**Requirement:** Find the lines below that contain the string "Scan". Copy each one.

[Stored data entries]
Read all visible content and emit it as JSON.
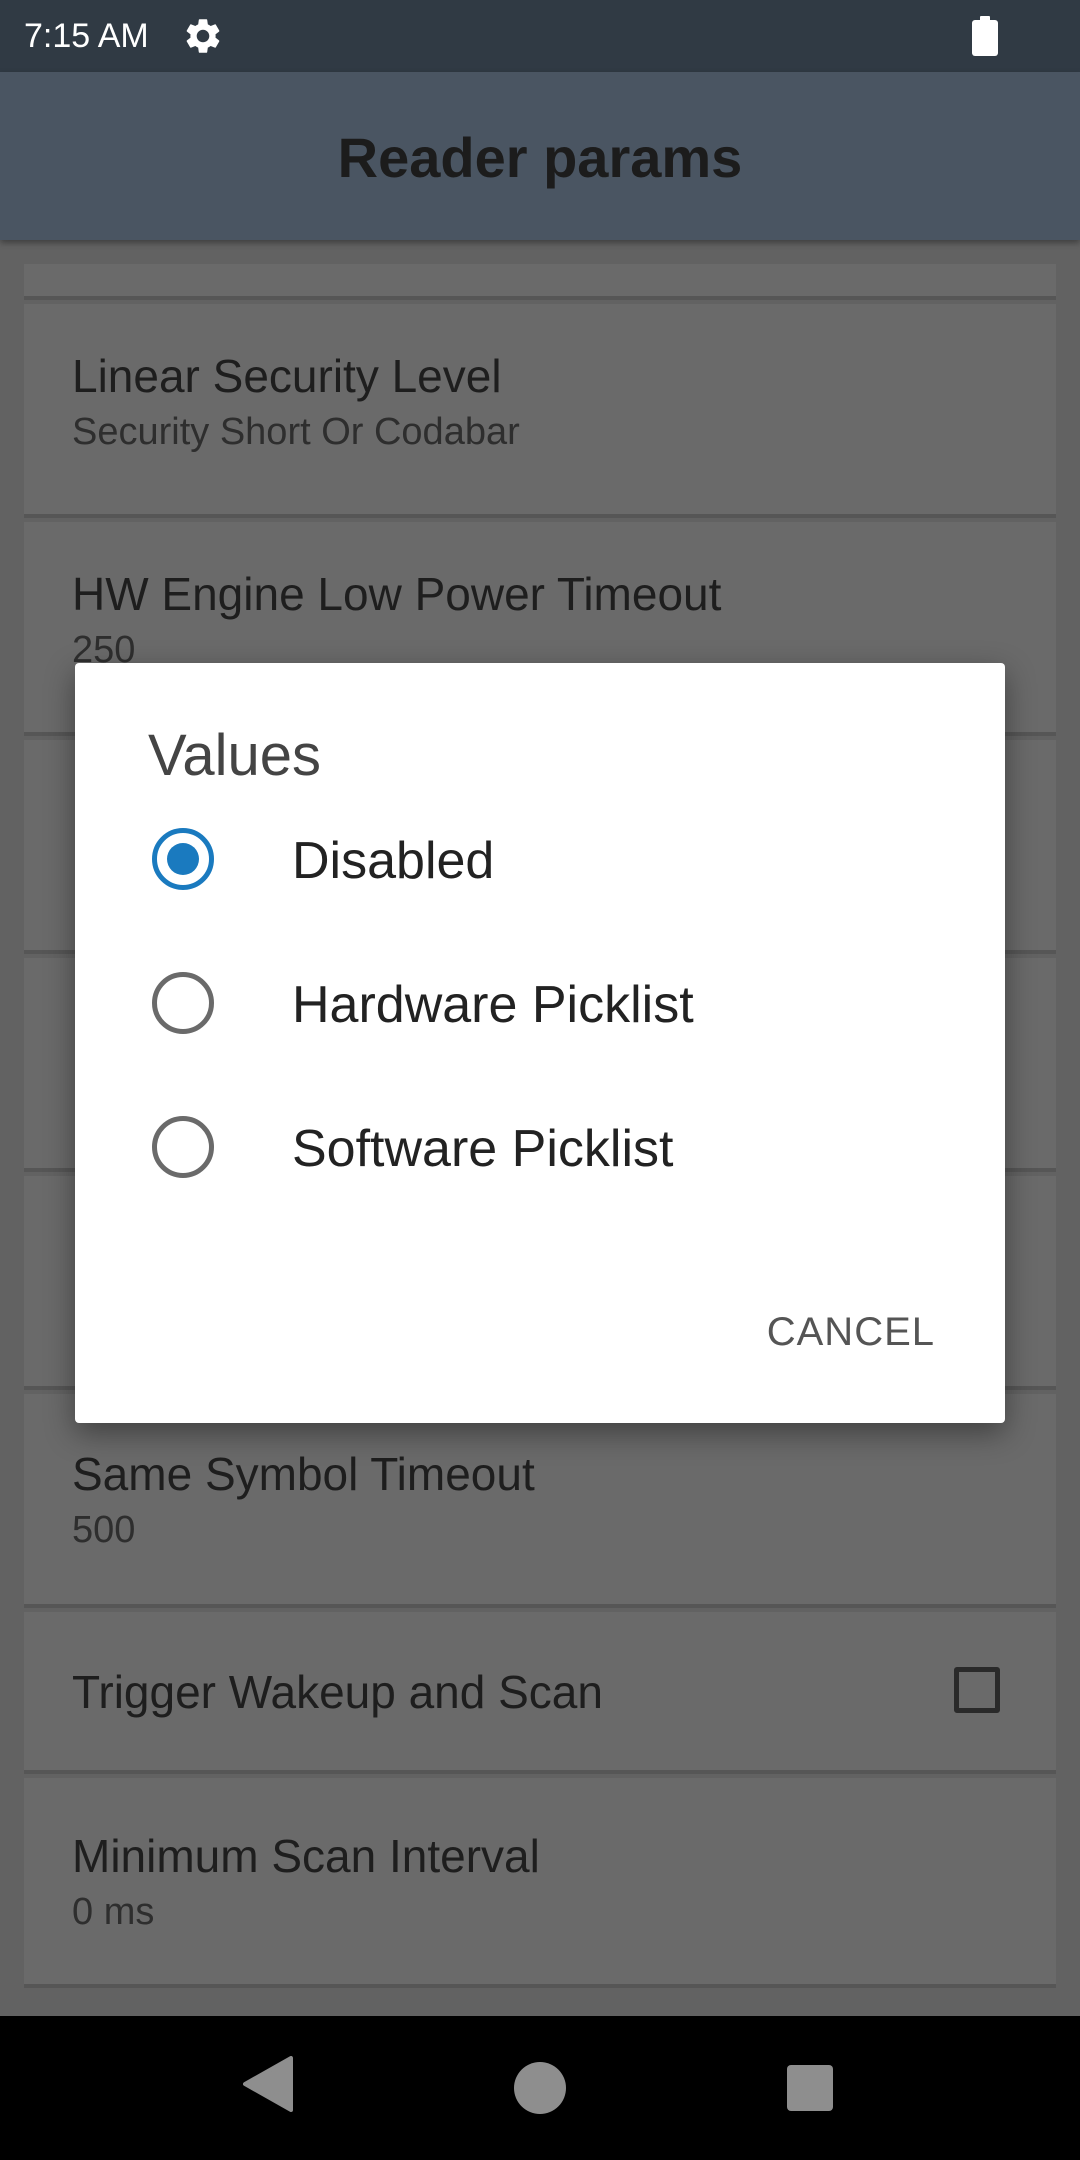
{
  "status_bar": {
    "time": "7:15 AM",
    "icons": [
      "gear-icon",
      "battery-icon"
    ]
  },
  "app_bar": {
    "title": "Reader params"
  },
  "list": {
    "items": [
      {
        "title": "Linear Security Level",
        "subtitle": "Security Short Or Codabar"
      },
      {
        "title": "HW Engine Low Power Timeout",
        "subtitle": "250"
      },
      {
        "title": "Same Symbol Timeout",
        "subtitle": "500"
      },
      {
        "title": "Trigger Wakeup and Scan",
        "checked": false
      },
      {
        "title": "Minimum Scan Interval",
        "subtitle": "0 ms"
      }
    ]
  },
  "dialog": {
    "title": "Values",
    "options": [
      {
        "label": "Disabled",
        "selected": true
      },
      {
        "label": "Hardware Picklist",
        "selected": false
      },
      {
        "label": "Software Picklist",
        "selected": false
      }
    ],
    "cancel_label": "CANCEL"
  },
  "nav_bar": {
    "icons": [
      "back-icon",
      "home-icon",
      "recents-icon"
    ]
  },
  "colors": {
    "accent": "#1A7ABF",
    "status_bar": "#303A44",
    "app_bar": "#4A5562",
    "scrim_background": "#666666"
  }
}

**Written answer:**
        "title": "Trigger Wakeup and Scan",
        "title": "Minimum Scan Interval",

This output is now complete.